---------- Stored data

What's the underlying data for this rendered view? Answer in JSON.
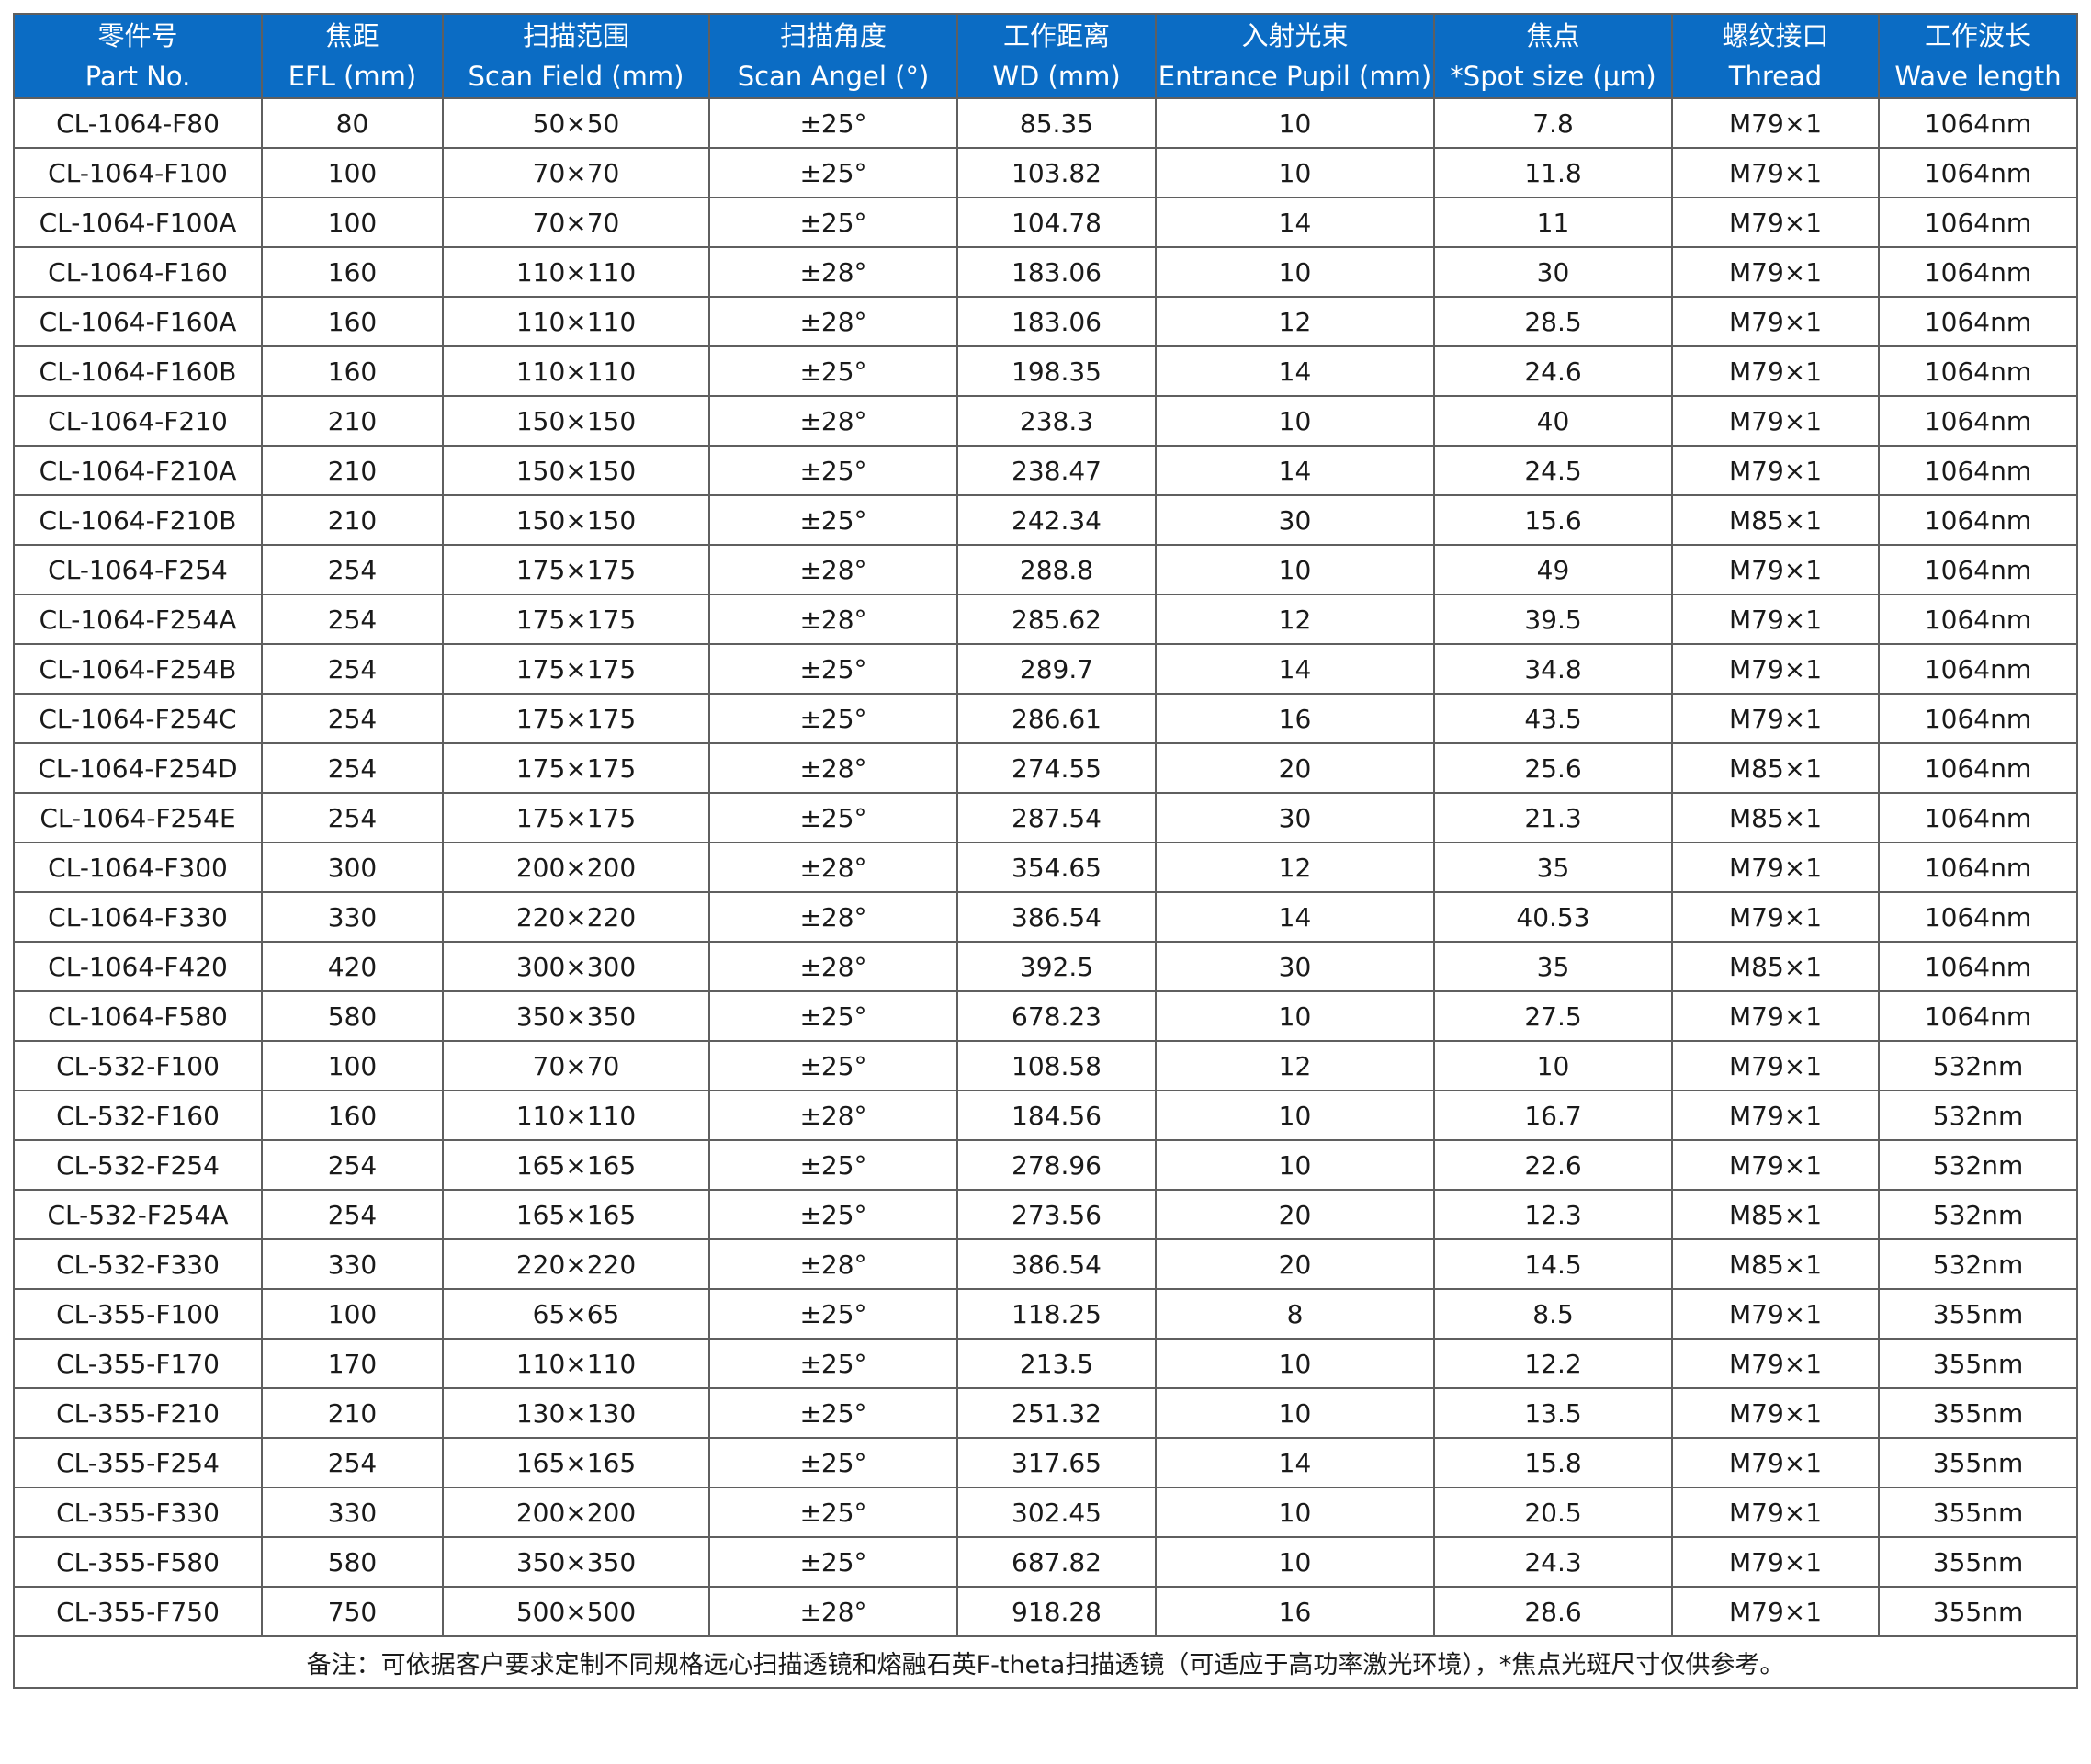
{
  "columns": [
    {
      "zh": "零件号",
      "en": "Part No."
    },
    {
      "zh": "焦距",
      "en": "EFL (mm)"
    },
    {
      "zh": "扫描范围",
      "en": "Scan Field (mm)"
    },
    {
      "zh": "扫描角度",
      "en": "Scan Angel (°)"
    },
    {
      "zh": "工作距离",
      "en": "WD  (mm)"
    },
    {
      "zh": "入射光束",
      "en": "Entrance Pupil (mm)"
    },
    {
      "zh": "焦点",
      "en": "*Spot size (μm)"
    },
    {
      "zh": "螺纹接口",
      "en": "Thread"
    },
    {
      "zh": "工作波长",
      "en": "Wave length"
    }
  ],
  "rows": [
    [
      "CL-1064-F80",
      "80",
      "50×50",
      "±25°",
      "85.35",
      "10",
      "7.8",
      "M79×1",
      "1064nm"
    ],
    [
      "CL-1064-F100",
      "100",
      "70×70",
      "±25°",
      "103.82",
      "10",
      "11.8",
      "M79×1",
      "1064nm"
    ],
    [
      "CL-1064-F100A",
      "100",
      "70×70",
      "±25°",
      "104.78",
      "14",
      "11",
      "M79×1",
      "1064nm"
    ],
    [
      "CL-1064-F160",
      "160",
      "110×110",
      "±28°",
      "183.06",
      "10",
      "30",
      "M79×1",
      "1064nm"
    ],
    [
      "CL-1064-F160A",
      "160",
      "110×110",
      "±28°",
      "183.06",
      "12",
      "28.5",
      "M79×1",
      "1064nm"
    ],
    [
      "CL-1064-F160B",
      "160",
      "110×110",
      "±25°",
      "198.35",
      "14",
      "24.6",
      "M79×1",
      "1064nm"
    ],
    [
      "CL-1064-F210",
      "210",
      "150×150",
      "±28°",
      "238.3",
      "10",
      "40",
      "M79×1",
      "1064nm"
    ],
    [
      "CL-1064-F210A",
      "210",
      "150×150",
      "±25°",
      "238.47",
      "14",
      "24.5",
      "M79×1",
      "1064nm"
    ],
    [
      "CL-1064-F210B",
      "210",
      "150×150",
      "±25°",
      "242.34",
      "30",
      "15.6",
      "M85×1",
      "1064nm"
    ],
    [
      "CL-1064-F254",
      "254",
      "175×175",
      "±28°",
      "288.8",
      "10",
      "49",
      "M79×1",
      "1064nm"
    ],
    [
      "CL-1064-F254A",
      "254",
      "175×175",
      "±28°",
      "285.62",
      "12",
      "39.5",
      "M79×1",
      "1064nm"
    ],
    [
      "CL-1064-F254B",
      "254",
      "175×175",
      "±25°",
      "289.7",
      "14",
      "34.8",
      "M79×1",
      "1064nm"
    ],
    [
      "CL-1064-F254C",
      "254",
      "175×175",
      "±25°",
      "286.61",
      "16",
      "43.5",
      "M79×1",
      "1064nm"
    ],
    [
      "CL-1064-F254D",
      "254",
      "175×175",
      "±28°",
      "274.55",
      "20",
      "25.6",
      "M85×1",
      "1064nm"
    ],
    [
      "CL-1064-F254E",
      "254",
      "175×175",
      "±25°",
      "287.54",
      "30",
      "21.3",
      "M85×1",
      "1064nm"
    ],
    [
      "CL-1064-F300",
      "300",
      "200×200",
      "±28°",
      "354.65",
      "12",
      "35",
      "M79×1",
      "1064nm"
    ],
    [
      "CL-1064-F330",
      "330",
      "220×220",
      "±28°",
      "386.54",
      "14",
      "40.53",
      "M79×1",
      "1064nm"
    ],
    [
      "CL-1064-F420",
      "420",
      "300×300",
      "±28°",
      "392.5",
      "30",
      "35",
      "M85×1",
      "1064nm"
    ],
    [
      "CL-1064-F580",
      "580",
      "350×350",
      "±25°",
      "678.23",
      "10",
      "27.5",
      "M79×1",
      "1064nm"
    ],
    [
      "CL-532-F100",
      "100",
      "70×70",
      "±25°",
      "108.58",
      "12",
      "10",
      "M79×1",
      "532nm"
    ],
    [
      "CL-532-F160",
      "160",
      "110×110",
      "±28°",
      "184.56",
      "10",
      "16.7",
      "M79×1",
      "532nm"
    ],
    [
      "CL-532-F254",
      "254",
      "165×165",
      "±25°",
      "278.96",
      "10",
      "22.6",
      "M79×1",
      "532nm"
    ],
    [
      "CL-532-F254A",
      "254",
      "165×165",
      "±25°",
      "273.56",
      "20",
      "12.3",
      "M85×1",
      "532nm"
    ],
    [
      "CL-532-F330",
      "330",
      "220×220",
      "±28°",
      "386.54",
      "20",
      "14.5",
      "M85×1",
      "532nm"
    ],
    [
      "CL-355-F100",
      "100",
      "65×65",
      "±25°",
      "118.25",
      "8",
      "8.5",
      "M79×1",
      "355nm"
    ],
    [
      "CL-355-F170",
      "170",
      "110×110",
      "±25°",
      "213.5",
      "10",
      "12.2",
      "M79×1",
      "355nm"
    ],
    [
      "CL-355-F210",
      "210",
      "130×130",
      "±25°",
      "251.32",
      "10",
      "13.5",
      "M79×1",
      "355nm"
    ],
    [
      "CL-355-F254",
      "254",
      "165×165",
      "±25°",
      "317.65",
      "14",
      "15.8",
      "M79×1",
      "355nm"
    ],
    [
      "CL-355-F330",
      "330",
      "200×200",
      "±25°",
      "302.45",
      "10",
      "20.5",
      "M79×1",
      "355nm"
    ],
    [
      "CL-355-F580",
      "580",
      "350×350",
      "±25°",
      "687.82",
      "10",
      "24.3",
      "M79×1",
      "355nm"
    ],
    [
      "CL-355-F750",
      "750",
      "500×500",
      "±28°",
      "918.28",
      "16",
      "28.6",
      "M79×1",
      "355nm"
    ]
  ],
  "footnote": "备注：可依据客户要求定制不同规格远心扫描透镜和熔融石英F-theta扫描透镜（可适应于高功率激光环境），*焦点光斑尺寸仅供参考。",
  "colors": {
    "header_bg": "#0b6cc4",
    "header_text": "#ffffff",
    "border": "#5f5f5f",
    "body_text": "#1a1a1a"
  }
}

--------------------

Your task is to repeat the data above exactly while excluding the pictures.

What's the underlying data for this rendered view? Answer in JSON.
{
  "columns": [
    {
      "zh": "零件号",
      "en": "Part No."
    },
    {
      "zh": "焦距",
      "en": "EFL (mm)"
    },
    {
      "zh": "扫描范围",
      "en": "Scan Field (mm)"
    },
    {
      "zh": "扫描角度",
      "en": "Scan Angel (°)"
    },
    {
      "zh": "工作距离",
      "en": "WD  (mm)"
    },
    {
      "zh": "入射光束",
      "en": "Entrance Pupil (mm)"
    },
    {
      "zh": "焦点",
      "en": "*Spot size (μm)"
    },
    {
      "zh": "螺纹接口",
      "en": "Thread"
    },
    {
      "zh": "工作波长",
      "en": "Wave length"
    }
  ],
  "rows": [
    [
      "CL-1064-F80",
      "80",
      "50×50",
      "±25°",
      "85.35",
      "10",
      "7.8",
      "M79×1",
      "1064nm"
    ],
    [
      "CL-1064-F100",
      "100",
      "70×70",
      "±25°",
      "103.82",
      "10",
      "11.8",
      "M79×1",
      "1064nm"
    ],
    [
      "CL-1064-F100A",
      "100",
      "70×70",
      "±25°",
      "104.78",
      "14",
      "11",
      "M79×1",
      "1064nm"
    ],
    [
      "CL-1064-F160",
      "160",
      "110×110",
      "±28°",
      "183.06",
      "10",
      "30",
      "M79×1",
      "1064nm"
    ],
    [
      "CL-1064-F160A",
      "160",
      "110×110",
      "±28°",
      "183.06",
      "12",
      "28.5",
      "M79×1",
      "1064nm"
    ],
    [
      "CL-1064-F160B",
      "160",
      "110×110",
      "±25°",
      "198.35",
      "14",
      "24.6",
      "M79×1",
      "1064nm"
    ],
    [
      "CL-1064-F210",
      "210",
      "150×150",
      "±28°",
      "238.3",
      "10",
      "40",
      "M79×1",
      "1064nm"
    ],
    [
      "CL-1064-F210A",
      "210",
      "150×150",
      "±25°",
      "238.47",
      "14",
      "24.5",
      "M79×1",
      "1064nm"
    ],
    [
      "CL-1064-F210B",
      "210",
      "150×150",
      "±25°",
      "242.34",
      "30",
      "15.6",
      "M85×1",
      "1064nm"
    ],
    [
      "CL-1064-F254",
      "254",
      "175×175",
      "±28°",
      "288.8",
      "10",
      "49",
      "M79×1",
      "1064nm"
    ],
    [
      "CL-1064-F254A",
      "254",
      "175×175",
      "±28°",
      "285.62",
      "12",
      "39.5",
      "M79×1",
      "1064nm"
    ],
    [
      "CL-1064-F254B",
      "254",
      "175×175",
      "±25°",
      "289.7",
      "14",
      "34.8",
      "M79×1",
      "1064nm"
    ],
    [
      "CL-1064-F254C",
      "254",
      "175×175",
      "±25°",
      "286.61",
      "16",
      "43.5",
      "M79×1",
      "1064nm"
    ],
    [
      "CL-1064-F254D",
      "254",
      "175×175",
      "±28°",
      "274.55",
      "20",
      "25.6",
      "M85×1",
      "1064nm"
    ],
    [
      "CL-1064-F254E",
      "254",
      "175×175",
      "±25°",
      "287.54",
      "30",
      "21.3",
      "M85×1",
      "1064nm"
    ],
    [
      "CL-1064-F300",
      "300",
      "200×200",
      "±28°",
      "354.65",
      "12",
      "35",
      "M79×1",
      "1064nm"
    ],
    [
      "CL-1064-F330",
      "330",
      "220×220",
      "±28°",
      "386.54",
      "14",
      "40.53",
      "M79×1",
      "1064nm"
    ],
    [
      "CL-1064-F420",
      "420",
      "300×300",
      "±28°",
      "392.5",
      "30",
      "35",
      "M85×1",
      "1064nm"
    ],
    [
      "CL-1064-F580",
      "580",
      "350×350",
      "±25°",
      "678.23",
      "10",
      "27.5",
      "M79×1",
      "1064nm"
    ],
    [
      "CL-532-F100",
      "100",
      "70×70",
      "±25°",
      "108.58",
      "12",
      "10",
      "M79×1",
      "532nm"
    ],
    [
      "CL-532-F160",
      "160",
      "110×110",
      "±28°",
      "184.56",
      "10",
      "16.7",
      "M79×1",
      "532nm"
    ],
    [
      "CL-532-F254",
      "254",
      "165×165",
      "±25°",
      "278.96",
      "10",
      "22.6",
      "M79×1",
      "532nm"
    ],
    [
      "CL-532-F254A",
      "254",
      "165×165",
      "±25°",
      "273.56",
      "20",
      "12.3",
      "M85×1",
      "532nm"
    ],
    [
      "CL-532-F330",
      "330",
      "220×220",
      "±28°",
      "386.54",
      "20",
      "14.5",
      "M85×1",
      "532nm"
    ],
    [
      "CL-355-F100",
      "100",
      "65×65",
      "±25°",
      "118.25",
      "8",
      "8.5",
      "M79×1",
      "355nm"
    ],
    [
      "CL-355-F170",
      "170",
      "110×110",
      "±25°",
      "213.5",
      "10",
      "12.2",
      "M79×1",
      "355nm"
    ],
    [
      "CL-355-F210",
      "210",
      "130×130",
      "±25°",
      "251.32",
      "10",
      "13.5",
      "M79×1",
      "355nm"
    ],
    [
      "CL-355-F254",
      "254",
      "165×165",
      "±25°",
      "317.65",
      "14",
      "15.8",
      "M79×1",
      "355nm"
    ],
    [
      "CL-355-F330",
      "330",
      "200×200",
      "±25°",
      "302.45",
      "10",
      "20.5",
      "M79×1",
      "355nm"
    ],
    [
      "CL-355-F580",
      "580",
      "350×350",
      "±25°",
      "687.82",
      "10",
      "24.3",
      "M79×1",
      "355nm"
    ],
    [
      "CL-355-F750",
      "750",
      "500×500",
      "±28°",
      "918.28",
      "16",
      "28.6",
      "M79×1",
      "355nm"
    ]
  ],
  "footnote": "备注：可依据客户要求定制不同规格远心扫描透镜和熔融石英F-theta扫描透镜（可适应于高功率激光环境），*焦点光斑尺寸仅供参考。",
  "colors": {
    "header_bg": "#0b6cc4",
    "header_text": "#ffffff",
    "border": "#5f5f5f",
    "body_text": "#1a1a1a"
  }
}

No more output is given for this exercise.